▽

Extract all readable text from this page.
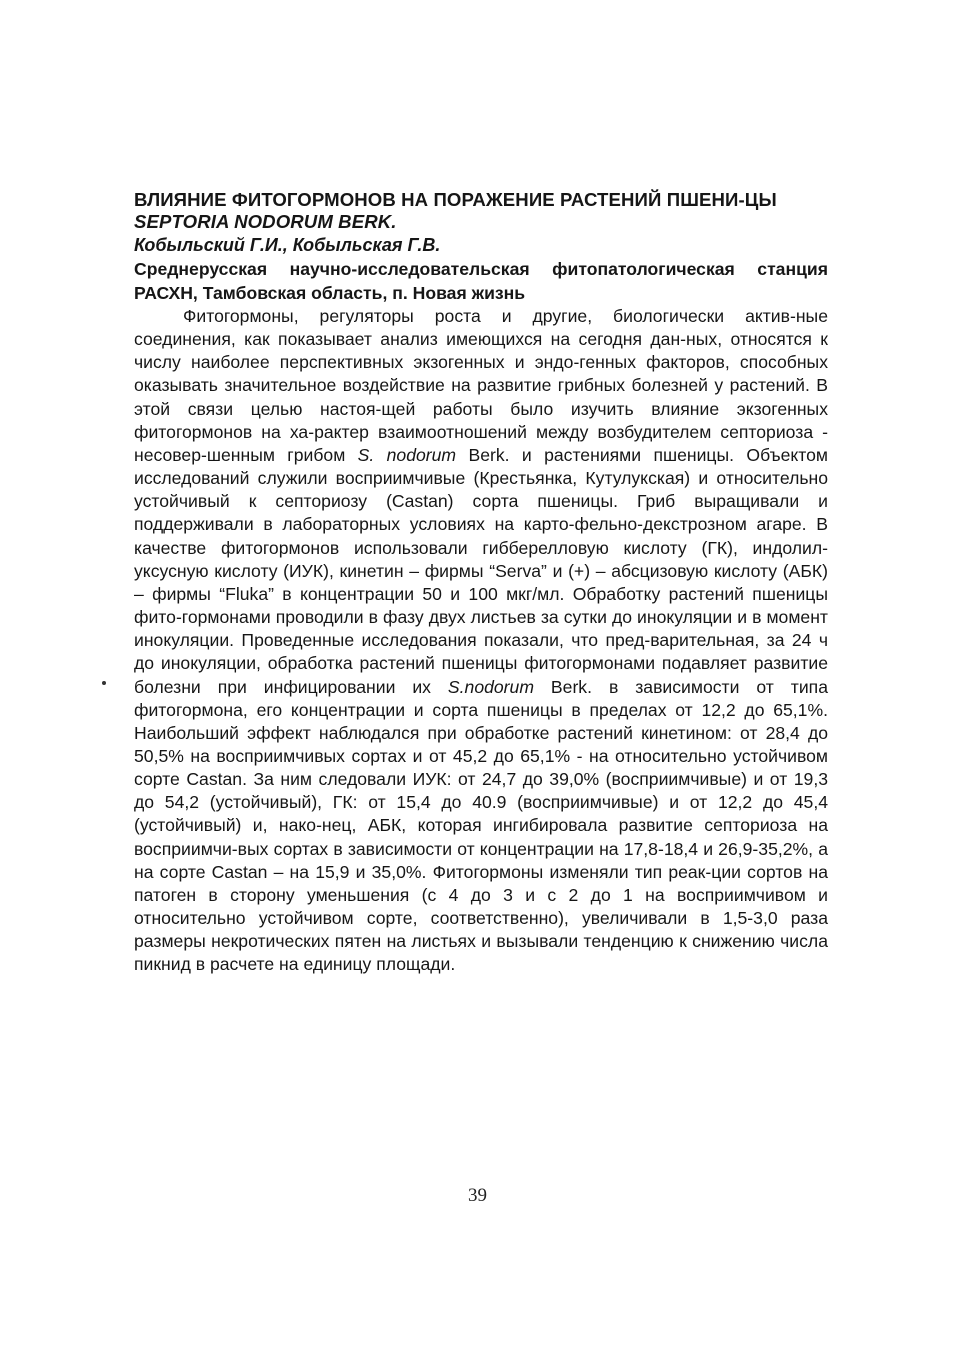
ВЛИЯНИЕ ФИТОГОРМОНОВ НА ПОРАЖЕНИЕ РАСТЕНИЙ ПШЕНИ-ЦЫ SEPTORIA NODORUM BERK.

Кобыльский Г.И., Кобыльская Г.В.

Среднерусская научно-исследовательская фитопатологическая станция РАСХН, Тамбовская область, п. Новая жизнь

Фитогормоны, регуляторы роста и другие, биологически актив-ные соединения, как показывает анализ имеющихся на сегодня дан-ных, относятся к числу наиболее перспективных экзогенных и эндо-генных факторов, способных оказывать значительное воздействие на развитие грибных болезней у растений. В этой связи целью настоя-щей работы было изучить влияние экзогенных фитогормонов на ха-рактер взаимоотношений между возбудителем септориоза - несовер-шенным грибом S. nodorum Berk. и растениями пшеницы. Объектом исследований служили восприимчивые (Крестьянка, Кутулукская) и относительно устойчивый к септориозу (Castan) сорта пшеницы. Гриб выращивали и поддерживали в лабораторных условиях на карто-фельно-декстрозном агаре. В качестве фитогормонов использовали гибберелловую кислоту (ГК), индолил-уксусную кислоту (ИУК), кинетин – фирмы “Serva” и (+) – абсцизовую кислоту (АБК) – фирмы “Fluka” в концентрации 50 и 100 мкг/мл. Обработку растений пшеницы фито-гормонами проводили в фазу двух листьев за сутки до инокуляции и в момент инокуляции. Проведенные исследования показали, что пред-варительная, за 24 ч до инокуляции, обработка растений пшеницы фитогормонами подавляет развитие болезни при инфицировании их S.nodorum Berk. в зависимости от типа фитогормона, его концентрации и сорта пшеницы в пределах от 12,2 до 65,1%. Наибольший эффект наблюдался при обработке растений кинетином: от 28,4 до 50,5% на восприимчивых сортах и от 45,2 до 65,1% - на относительно устойчивом сорте Castan. За ним следовали ИУК: от 24,7 до 39,0% (восприимчивые) и от 19,3 до 54,2 (устойчивый), ГК: от 15,4 до 40.9 (восприимчивые) и от 12,2 до 45,4 (устойчивый) и, нако-нец, АБК, которая ингибировала развитие септориоза на восприимчи-вых сортах в зависимости от концентрации на 17,8-18,4 и 26,9-35,2%, а на сорте Castan – на 15,9 и 35,0%. Фитогормоны изменяли тип реак-ции сортов на патоген в сторону уменьшения (с 4 до 3 и с 2 до 1 на восприимчивом и относительно устойчивом сорте, соответственно), увеличивали в 1,5-3,0 раза размеры некротических пятен на листьях и вызывали тенденцию к снижению числа пикнид в расчете на единицу площади.

39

△

WRITTEN INSTRUCTION:
Each record above should come back exactly the same, only without its pictures.

SOLUTION TO THE EXERCISE:
Extract all readable text from this page.
ВЛИЯНИЕ ФИТОГОРМОНОВ НА ПОРАЖЕНИЕ РАСТЕНИЙ ПШЕНИ-ЦЫ SEPTORIA NODORUM BERK.

Кобыльский Г.И., Кобыльская Г.В.

Среднерусская научно-исследовательская фитопатологическая станция РАСХН, Тамбовская область, п. Новая жизнь

Фитогормоны, регуляторы роста и другие, биологически актив-ные соединения, как показывает анализ имеющихся на сегодня дан-ных, относятся к числу наиболее перспективных экзогенных и эндо-генных факторов, способных оказывать значительное воздействие на развитие грибных болезней у растений. В этой связи целью настоя-щей работы было изучить влияние экзогенных фитогормонов на ха-рактер взаимоотношений между возбудителем септориоза - несовер-шенным грибом S. nodorum Berk. и растениями пшеницы. Объектом исследований служили восприимчивые (Крестьянка, Кутулукская) и относительно устойчивый к септориозу (Castan) сорта пшеницы. Гриб выращивали и поддерживали в лабораторных условиях на карто-фельно-декстрозном агаре. В качестве фитогормонов использовали гибберелловую кислоту (ГК), индолил-уксусную кислоту (ИУК), кинетин – фирмы “Serva” и (+) – абсцизовую кислоту (АБК) – фирмы “Fluka” в концентрации 50 и 100 мкг/мл. Обработку растений пшеницы фито-гормонами проводили в фазу двух листьев за сутки до инокуляции и в момент инокуляции. Проведенные исследования показали, что пред-варительная, за 24 ч до инокуляции, обработка растений пшеницы фитогормонами подавляет развитие болезни при инфицировании их S.nodorum Berk. в зависимости от типа фитогормона, его концентрации и сорта пшеницы в пределах от 12,2 до 65,1%. Наибольший эффект наблюдался при обработке растений кинетином: от 28,4 до 50,5% на восприимчивых сортах и от 45,2 до 65,1% - на относительно устойчивом сорте Castan. За ним следовали ИУК: от 24,7 до 39,0% (восприимчивые) и от 19,3 до 54,2 (устойчивый), ГК: от 15,4 до 40.9 (восприимчивые) и от 12,2 до 45,4 (устойчивый) и, нако-нец, АБК, которая ингибировала развитие септориоза на восприимчи-вых сортах в зависимости от концентрации на 17,8-18,4 и 26,9-35,2%, а на сорте Castan – на 15,9 и 35,0%. Фитогормоны изменяли тип реак-ции сортов на патоген в сторону уменьшения (с 4 до 3 и с 2 до 1 на восприимчивом и относительно устойчивом сорте, соответственно), увеличивали в 1,5-3,0 раза размеры некротических пятен на листьях и вызывали тенденцию к снижению числа пикнид в расчете на единицу площади.

39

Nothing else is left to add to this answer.